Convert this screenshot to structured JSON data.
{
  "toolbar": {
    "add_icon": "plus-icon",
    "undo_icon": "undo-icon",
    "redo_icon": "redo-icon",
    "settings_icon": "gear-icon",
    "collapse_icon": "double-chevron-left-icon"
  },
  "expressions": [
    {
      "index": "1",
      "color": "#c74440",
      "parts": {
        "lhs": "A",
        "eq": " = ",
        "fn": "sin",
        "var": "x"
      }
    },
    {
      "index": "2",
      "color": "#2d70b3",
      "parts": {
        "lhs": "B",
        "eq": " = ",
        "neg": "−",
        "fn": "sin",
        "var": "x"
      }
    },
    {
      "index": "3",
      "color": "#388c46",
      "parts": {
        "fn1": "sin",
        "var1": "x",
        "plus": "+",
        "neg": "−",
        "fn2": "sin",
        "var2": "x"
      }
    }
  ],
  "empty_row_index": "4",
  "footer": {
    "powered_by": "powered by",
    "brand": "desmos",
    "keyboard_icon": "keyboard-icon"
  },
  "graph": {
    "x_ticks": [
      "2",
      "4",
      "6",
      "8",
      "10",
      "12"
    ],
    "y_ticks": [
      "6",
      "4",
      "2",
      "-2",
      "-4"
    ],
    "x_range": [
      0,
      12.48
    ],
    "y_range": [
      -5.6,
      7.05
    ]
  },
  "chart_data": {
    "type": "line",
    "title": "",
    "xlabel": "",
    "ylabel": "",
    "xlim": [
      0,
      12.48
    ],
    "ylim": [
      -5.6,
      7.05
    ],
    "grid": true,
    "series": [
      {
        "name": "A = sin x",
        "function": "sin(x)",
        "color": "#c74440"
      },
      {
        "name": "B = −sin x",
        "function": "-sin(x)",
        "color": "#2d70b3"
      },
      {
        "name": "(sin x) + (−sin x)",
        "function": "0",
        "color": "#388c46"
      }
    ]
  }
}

## YOUR GOAL
Give an exact copy of all the data shown above.

## THE SOLUTION
Convert this screenshot to structured JSON data.
{
  "toolbar": {
    "add_icon": "plus-icon",
    "undo_icon": "undo-icon",
    "redo_icon": "redo-icon",
    "settings_icon": "gear-icon",
    "collapse_icon": "double-chevron-left-icon"
  },
  "expressions": [
    {
      "index": "1",
      "color": "#c74440",
      "parts": {
        "lhs": "A",
        "eq": " = ",
        "fn": "sin",
        "var": "x"
      }
    },
    {
      "index": "2",
      "color": "#2d70b3",
      "parts": {
        "lhs": "B",
        "eq": " = ",
        "neg": "−",
        "fn": "sin",
        "var": "x"
      }
    },
    {
      "index": "3",
      "color": "#388c46",
      "parts": {
        "fn1": "sin",
        "var1": "x",
        "plus": "+",
        "neg": "−",
        "fn2": "sin",
        "var2": "x"
      }
    }
  ],
  "empty_row_index": "4",
  "footer": {
    "powered_by": "powered by",
    "brand": "desmos",
    "keyboard_icon": "keyboard-icon"
  },
  "graph": {
    "x_ticks": [
      "2",
      "4",
      "6",
      "8",
      "10",
      "12"
    ],
    "y_ticks": [
      "6",
      "4",
      "2",
      "-2",
      "-4"
    ],
    "x_range": [
      0,
      12.48
    ],
    "y_range": [
      -5.6,
      7.05
    ]
  },
  "chart_data": {
    "type": "line",
    "title": "",
    "xlabel": "",
    "ylabel": "",
    "xlim": [
      0,
      12.48
    ],
    "ylim": [
      -5.6,
      7.05
    ],
    "grid": true,
    "series": [
      {
        "name": "A = sin x",
        "function": "sin(x)",
        "color": "#c74440"
      },
      {
        "name": "B = −sin x",
        "function": "-sin(x)",
        "color": "#2d70b3"
      },
      {
        "name": "(sin x) + (−sin x)",
        "function": "0",
        "color": "#388c46"
      }
    ]
  }
}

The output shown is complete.